*Task to complete*
Tally how many lines of these entries hold the string "PVDF". Return the number alone.

<<<<

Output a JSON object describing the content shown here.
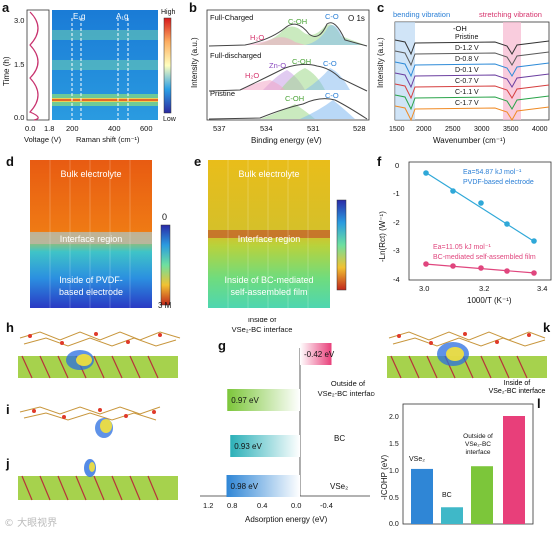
{
  "panels": {
    "a": {
      "label": "a",
      "ylabel": "Time (h)",
      "yticks": [
        "0.0",
        "1.5",
        "3.0"
      ],
      "xticks_voltage": [
        "0.0",
        "1.8"
      ],
      "xlabel_voltage": "Voltage (V)",
      "xticks_raman": [
        "200",
        "400",
        "600"
      ],
      "xlabel_raman": "Raman shift (cm⁻¹)",
      "peak1": "E₁g",
      "peak2": "A₁g",
      "colorbar_high": "High",
      "colorbar_low": "Low"
    },
    "b": {
      "label": "b",
      "tag": "O 1s",
      "ylabel": "Intensity (a.u.)",
      "xlabel": "Binding energy (eV)",
      "xticks": [
        "537",
        "534",
        "531",
        "528"
      ],
      "spectra": [
        {
          "name": "Full-Charged",
          "peaks": [
            "H₂O",
            "C-OH",
            "C-O"
          ]
        },
        {
          "name": "Full-discharged",
          "peaks": [
            "H₂O",
            "Zn-O",
            "C-OH",
            "C-O"
          ]
        },
        {
          "name": "Pristine",
          "peaks": [
            "C-OH",
            "C-O"
          ]
        }
      ]
    },
    "c": {
      "label": "c",
      "ylabel": "Intensity (a.u.)",
      "xlabel": "Wavenumber (cm⁻¹)",
      "xticks": [
        "1500",
        "2000",
        "2500",
        "3000",
        "3500",
        "4000"
      ],
      "bending": "bending vibration",
      "stretching": "stretching vibration",
      "oh": "-OH",
      "curves": [
        "Pristine",
        "D-1.2 V",
        "D-0.8 V",
        "D-0.1 V",
        "C-0.7 V",
        "C-1.1 V",
        "C-1.7 V"
      ],
      "colors": [
        "#333333",
        "#5a5a5a",
        "#2e8bd8",
        "#6b3fa0",
        "#d63f3f",
        "#2aa44a",
        "#f08a24"
      ]
    },
    "d": {
      "label": "d",
      "top": "Bulk electrolyte",
      "middle": "Interface region",
      "bottom": "Inside of PVDF-based electrode",
      "cb_top": "0",
      "cb_bottom": "3 M"
    },
    "e": {
      "label": "e",
      "top": "Bulk electrolyte",
      "middle": "Interface region",
      "bottom": "Inside of BC-mediated self-assembled film"
    },
    "f": {
      "label": "f",
      "ylabel": "-Ln(Rct) (W⁻¹)",
      "xlabel": "1000/T (K⁻¹)",
      "yticks": [
        "0",
        "-1",
        "-2",
        "-3",
        "-4"
      ],
      "xticks": [
        "3.0",
        "3.2",
        "3.4"
      ],
      "ea1": "Ea=54.87 kJ mol⁻¹",
      "ea1_desc": "PVDF-based electrode",
      "ea2": "Ea=11.05 kJ mol⁻¹",
      "ea2_desc": "BC-mediated self-assembled film"
    },
    "g": {
      "label": "g",
      "xlabel": "Adsorption energy (eV)",
      "xticks": [
        "1.2",
        "0.8",
        "0.4",
        "0.0",
        "-0.4"
      ],
      "bars": [
        {
          "name": "Inside of VSe₂-BC interface",
          "value_text": "-0.42 eV",
          "value": -0.42
        },
        {
          "name": "Outside of VSe₂-BC interface",
          "value_text": "0.97 eV",
          "value": 0.97
        },
        {
          "name": "BC",
          "value_text": "0.93 eV",
          "value": 0.93
        },
        {
          "name": "VSe₂",
          "value_text": "0.98 eV",
          "value": 0.98
        }
      ]
    },
    "h": {
      "label": "h"
    },
    "i": {
      "label": "i"
    },
    "j": {
      "label": "j"
    },
    "k": {
      "label": "k"
    },
    "l": {
      "label": "l",
      "ylabel": "-ICOHP (eV)",
      "yticks": [
        "0.0",
        "0.5",
        "1.0",
        "1.5",
        "2.0"
      ],
      "bars": [
        {
          "name": "VSe₂",
          "value": 1.02,
          "color": "#2f86d6"
        },
        {
          "name": "BC",
          "value": 0.31,
          "color": "#3fb8c8"
        },
        {
          "name": "Outside of VSe₂-BC interface",
          "value": 1.07,
          "color": "#7cc63a"
        },
        {
          "name": "Inside of VSe₂-BC interface",
          "value": 2.0,
          "color": "#e83f7a"
        }
      ]
    }
  },
  "watermark": "© 大眼视界"
}
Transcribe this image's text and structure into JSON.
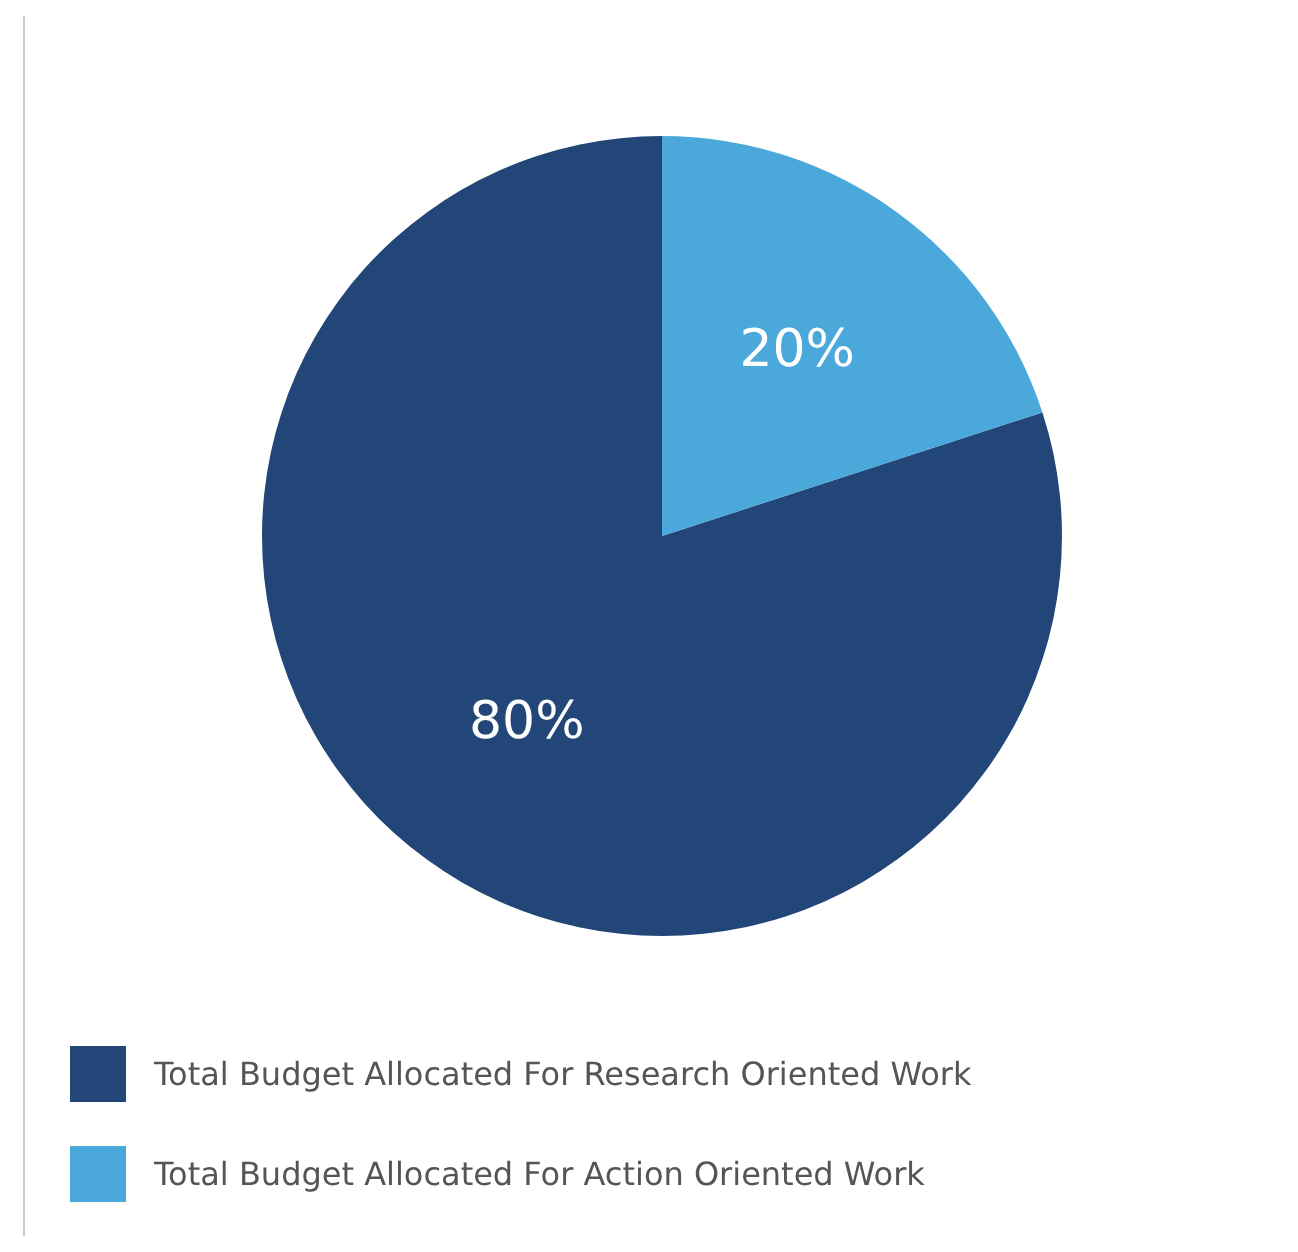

>>>>

*Answer for the task*
2